-- Start --
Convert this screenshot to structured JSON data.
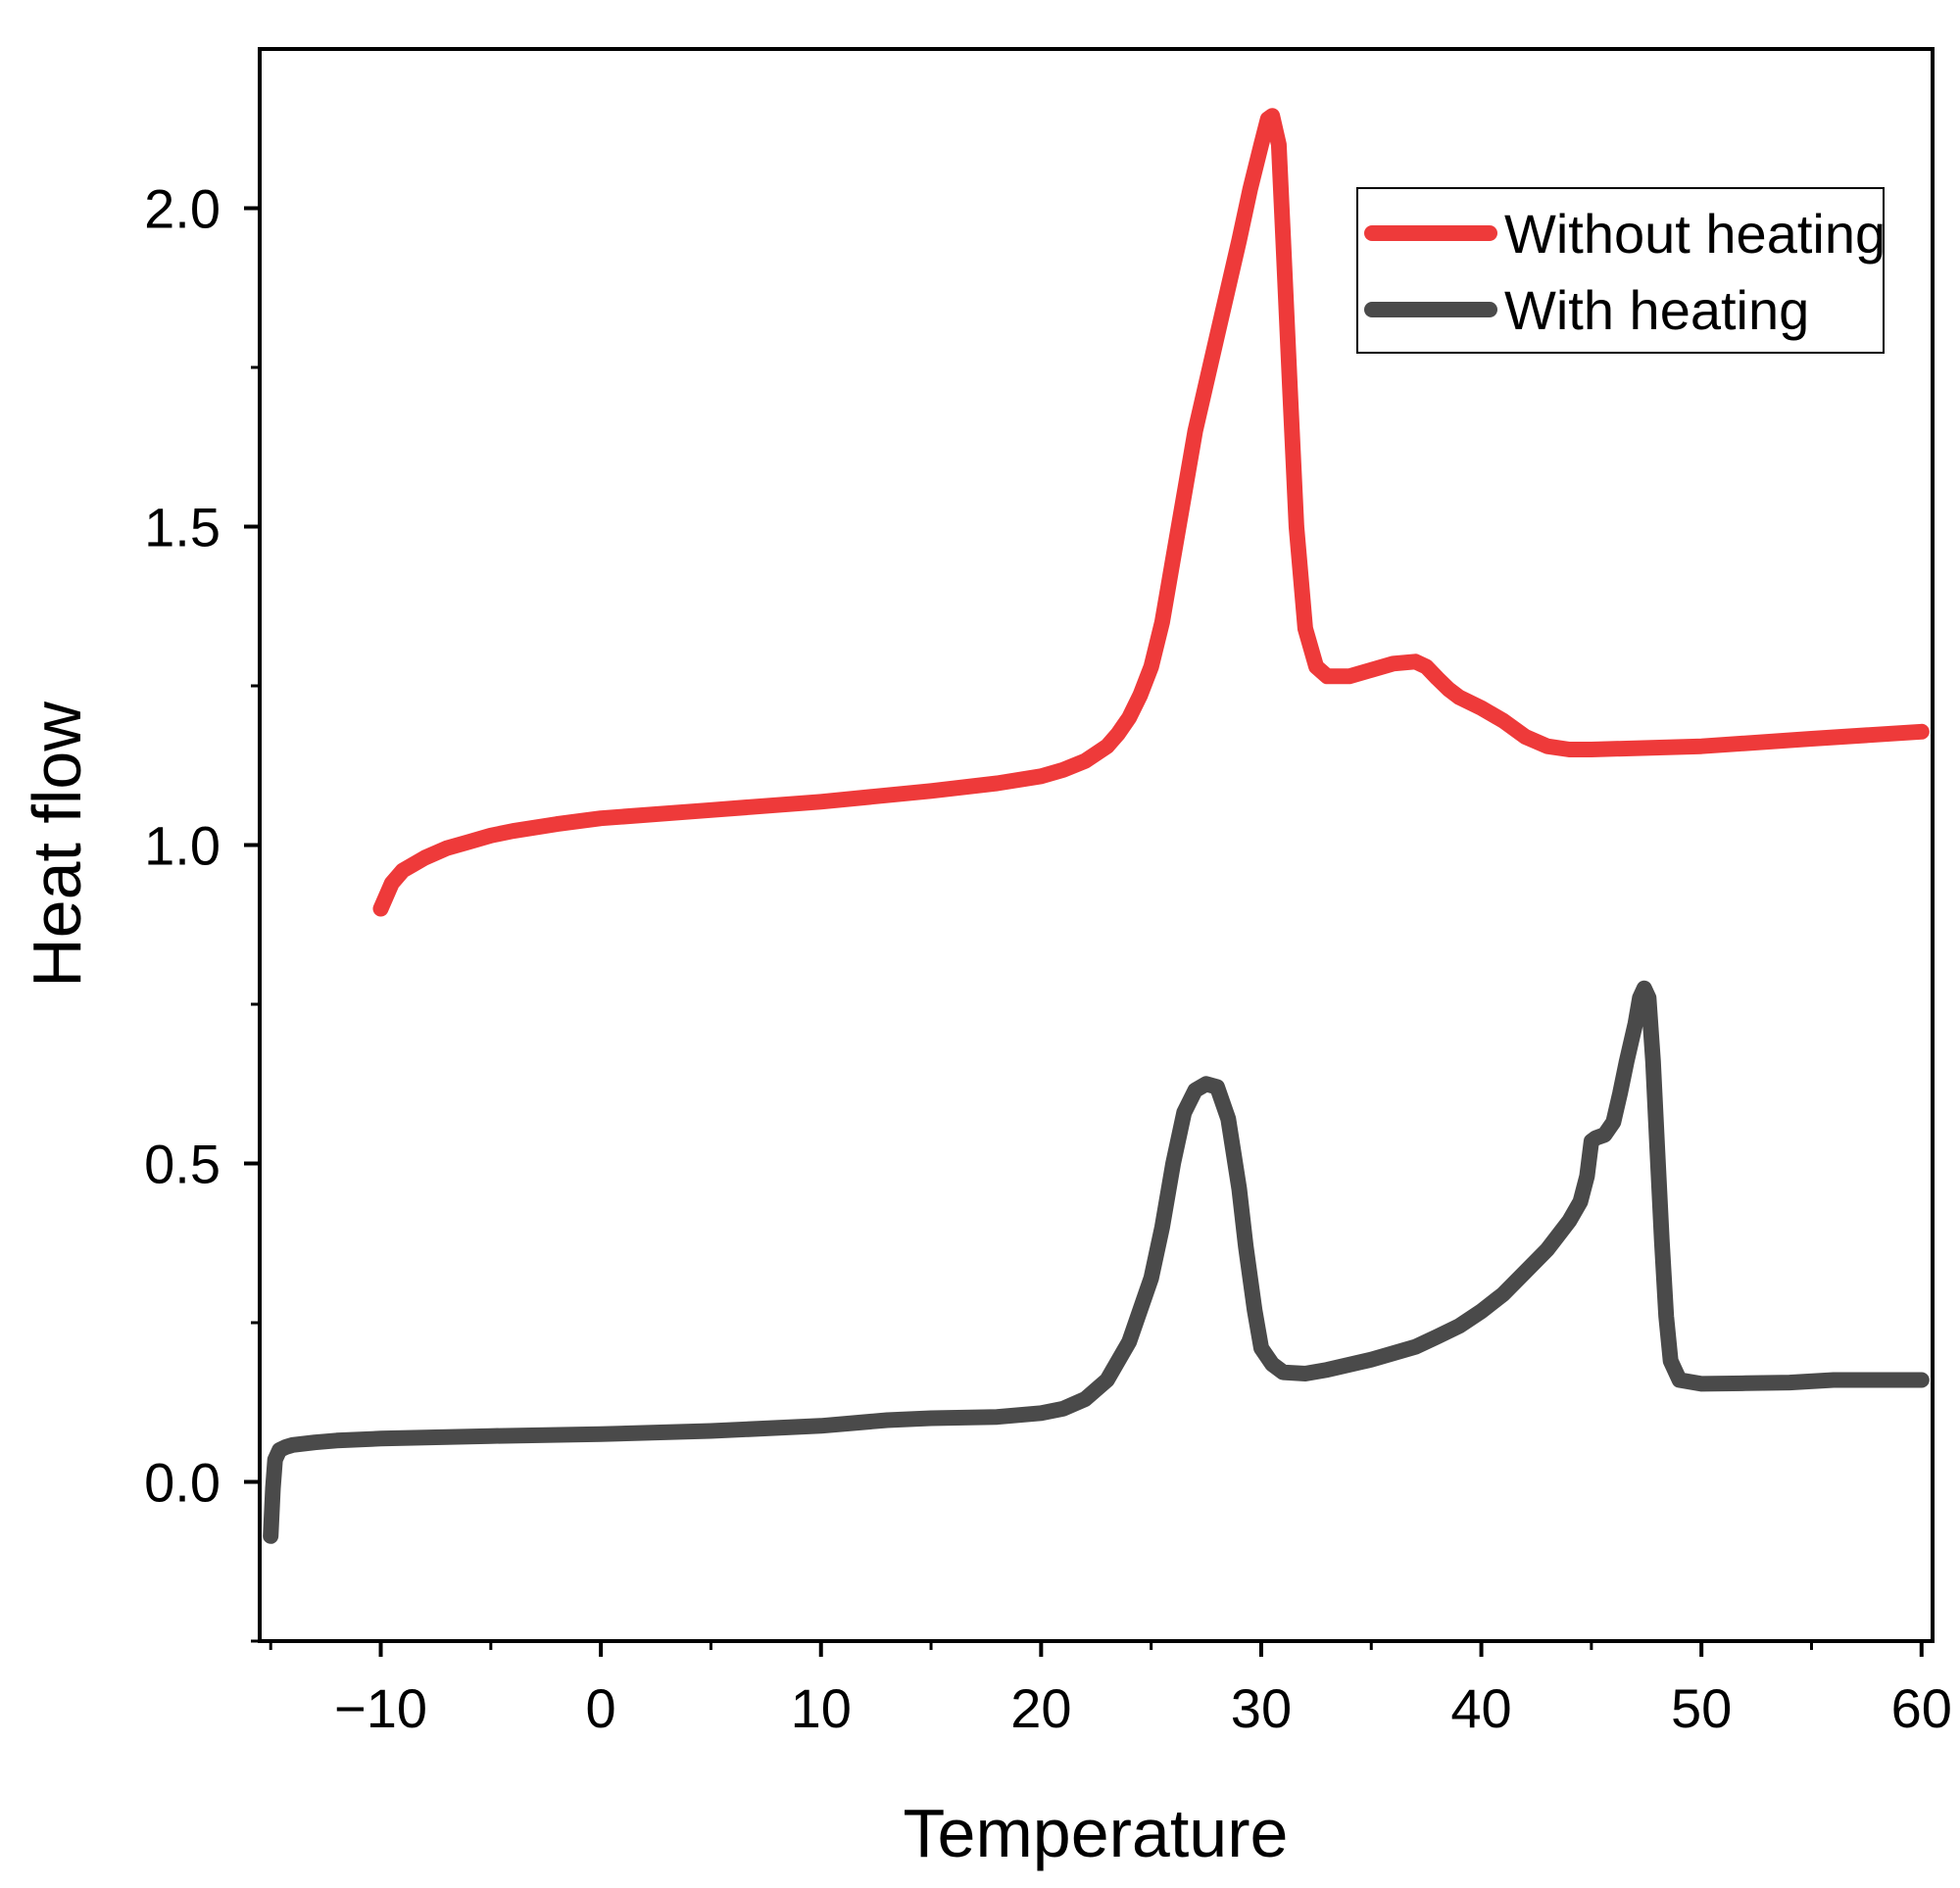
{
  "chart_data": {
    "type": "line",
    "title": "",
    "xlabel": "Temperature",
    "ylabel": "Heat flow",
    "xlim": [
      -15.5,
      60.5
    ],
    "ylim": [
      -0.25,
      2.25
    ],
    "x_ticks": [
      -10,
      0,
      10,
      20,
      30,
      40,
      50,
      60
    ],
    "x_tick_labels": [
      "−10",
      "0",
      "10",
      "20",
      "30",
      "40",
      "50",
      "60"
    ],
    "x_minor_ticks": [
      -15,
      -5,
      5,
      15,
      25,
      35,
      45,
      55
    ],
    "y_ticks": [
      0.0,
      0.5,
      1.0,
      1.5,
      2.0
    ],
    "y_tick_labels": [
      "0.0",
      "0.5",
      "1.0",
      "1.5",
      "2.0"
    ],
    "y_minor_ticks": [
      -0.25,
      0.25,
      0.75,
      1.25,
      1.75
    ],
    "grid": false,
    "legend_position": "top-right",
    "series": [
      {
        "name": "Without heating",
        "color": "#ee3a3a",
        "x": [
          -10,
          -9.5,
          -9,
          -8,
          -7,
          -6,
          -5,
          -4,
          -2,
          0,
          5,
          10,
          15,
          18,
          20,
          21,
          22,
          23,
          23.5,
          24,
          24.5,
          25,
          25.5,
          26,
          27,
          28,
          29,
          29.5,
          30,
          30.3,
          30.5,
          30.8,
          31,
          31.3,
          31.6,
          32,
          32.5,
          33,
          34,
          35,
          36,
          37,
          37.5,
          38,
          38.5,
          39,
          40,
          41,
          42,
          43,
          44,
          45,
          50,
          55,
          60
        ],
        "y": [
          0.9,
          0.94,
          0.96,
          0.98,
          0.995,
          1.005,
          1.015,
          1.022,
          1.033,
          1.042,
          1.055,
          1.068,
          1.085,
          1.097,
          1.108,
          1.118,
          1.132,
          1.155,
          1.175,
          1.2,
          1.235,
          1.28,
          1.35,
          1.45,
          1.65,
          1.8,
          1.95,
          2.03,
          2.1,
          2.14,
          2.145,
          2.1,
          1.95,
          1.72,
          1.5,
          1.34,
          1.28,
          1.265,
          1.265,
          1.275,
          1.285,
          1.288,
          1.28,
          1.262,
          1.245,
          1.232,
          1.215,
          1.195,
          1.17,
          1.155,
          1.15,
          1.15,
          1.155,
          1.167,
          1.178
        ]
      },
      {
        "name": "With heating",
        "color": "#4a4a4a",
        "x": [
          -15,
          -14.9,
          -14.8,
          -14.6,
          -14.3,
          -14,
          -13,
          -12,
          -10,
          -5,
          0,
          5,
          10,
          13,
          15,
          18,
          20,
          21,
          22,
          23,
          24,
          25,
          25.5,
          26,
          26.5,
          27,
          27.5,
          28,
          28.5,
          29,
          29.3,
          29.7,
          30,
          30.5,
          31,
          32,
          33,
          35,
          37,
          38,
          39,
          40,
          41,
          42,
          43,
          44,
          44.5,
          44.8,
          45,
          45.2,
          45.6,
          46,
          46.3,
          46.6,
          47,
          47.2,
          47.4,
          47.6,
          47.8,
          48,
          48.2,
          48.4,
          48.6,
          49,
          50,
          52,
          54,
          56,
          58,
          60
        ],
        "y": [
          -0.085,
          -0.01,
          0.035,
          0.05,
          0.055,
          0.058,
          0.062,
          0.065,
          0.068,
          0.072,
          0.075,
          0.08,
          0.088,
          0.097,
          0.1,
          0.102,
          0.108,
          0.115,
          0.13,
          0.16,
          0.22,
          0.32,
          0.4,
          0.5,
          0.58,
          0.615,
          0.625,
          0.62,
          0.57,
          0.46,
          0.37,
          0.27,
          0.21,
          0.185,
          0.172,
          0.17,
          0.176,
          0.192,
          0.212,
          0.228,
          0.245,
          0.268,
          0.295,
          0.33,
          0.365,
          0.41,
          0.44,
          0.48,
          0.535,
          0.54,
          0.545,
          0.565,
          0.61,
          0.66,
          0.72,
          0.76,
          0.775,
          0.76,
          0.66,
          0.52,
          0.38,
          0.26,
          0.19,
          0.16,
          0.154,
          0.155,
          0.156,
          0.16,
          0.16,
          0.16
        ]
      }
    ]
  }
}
-- End --
=== Exercise description ===
Copy out every line with the word "name".

=== Task solution ===
        "name": "Without heating",
        "name": "With heating",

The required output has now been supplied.